RECORDS TO PROCESS -
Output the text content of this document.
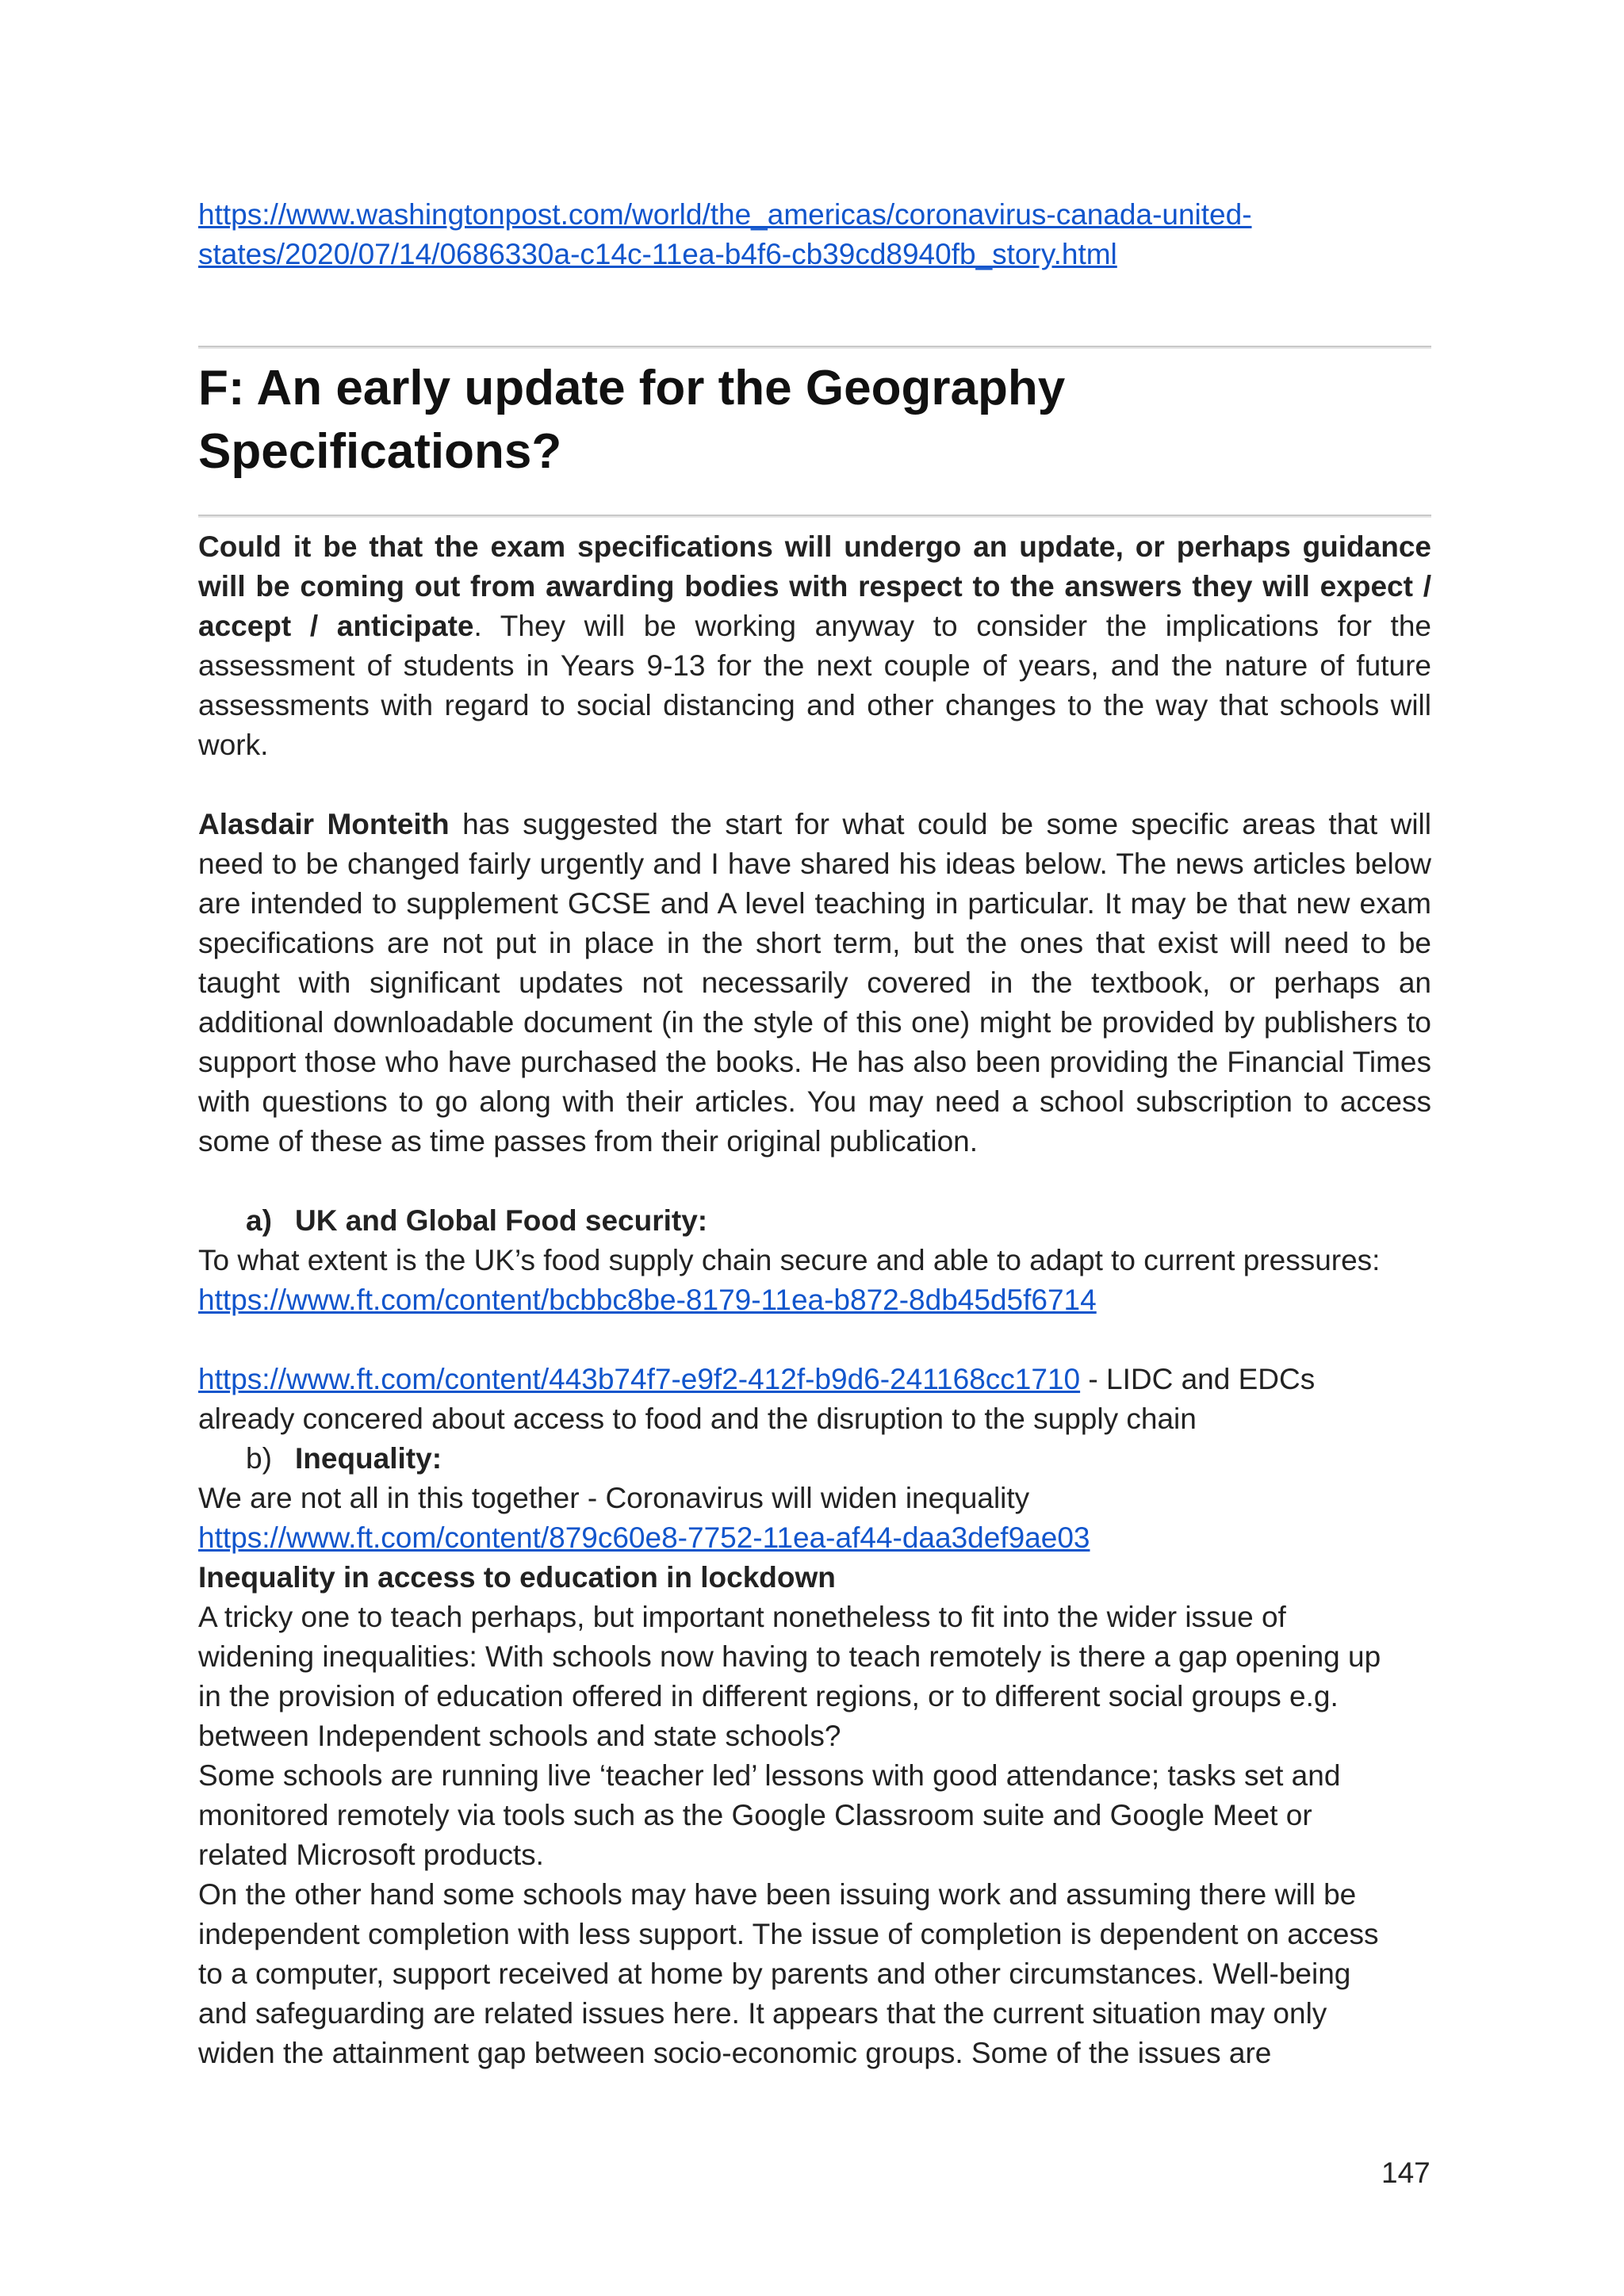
https://www.washingtonpost.com/world/the_americas/coronavirus-canada-united-
states/2020/07/14/0686330a-c14c-11ea-b4f6-cb39cd8940fb_story.html
F: An early update for the Geography
Specifications?

Could it be that the exam specifications will undergo an update, or perhaps guidance will be coming out from awarding bodies with respect to the answers they will expect / accept / anticipate. They will be working anyway to consider the implications for the assessment of students in Years 9-13 for the next couple of years, and the nature of future assessments with regard to social distancing and other changes to the way that schools will work.

Alasdair Monteith has suggested the start for what could be some specific areas that will need to be changed fairly urgently and I have shared his ideas below. The news articles below are intended to supplement GCSE and A level teaching in particular. It may be that new exam specifications are not put in place in the short term, but the ones that exist will need to be taught with significant updates not necessarily covered in the textbook, or perhaps an additional downloadable document (in the style of this one) might be provided by publishers to support those who have purchased the books. He has also been providing the Financial Times with questions to go along with their articles. You may need a school subscription to access some of these as time passes from their original publication.

a) UK and Global Food security:
To what extent is the UK’s food supply chain secure and able to adapt to current pressures:
https://www.ft.com/content/bcbbc8be-8179-11ea-b872-8db45d5f6714
https://www.ft.com/content/443b74f7-e9f2-412f-b9d6-241168cc1710 - LIDC and EDCs
already concered about access to food and the disruption to the supply chain
b) Inequality:
We are not all in this together - Coronavirus will widen inequality
https://www.ft.com/content/879c60e8-7752-11ea-af44-daa3def9ae03
Inequality in access to education in lockdown
A tricky one to teach perhaps, but important nonetheless to fit into the wider issue of
widening inequalities: With schools now having to teach remotely is there a gap opening up
in the provision of education offered in different regions, or to different social groups e.g.
between Independent schools and state schools?
Some schools are running live ‘teacher led’ lessons with good attendance; tasks set and
monitored remotely via tools such as the Google Classroom suite and Google Meet or
related Microsoft products.
On the other hand some schools may have been issuing work and assuming there will be
independent completion with less support. The issue of completion is dependent on access
to a computer, support received at home by parents and other circumstances. Well-being
and safeguarding are related issues here. It appears that the current situation may only
widen the attainment gap between socio-economic groups. Some of the issues are
147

WHAT YOU HAVE TO DO -
Wherever the word "there" shows up in the material, copy the line it is on.

EXPECTED ANSWER -
widening inequalities: With schools now having to teach remotely is there a gap opening up
On the other hand some schools may have been issuing work and assuming there will be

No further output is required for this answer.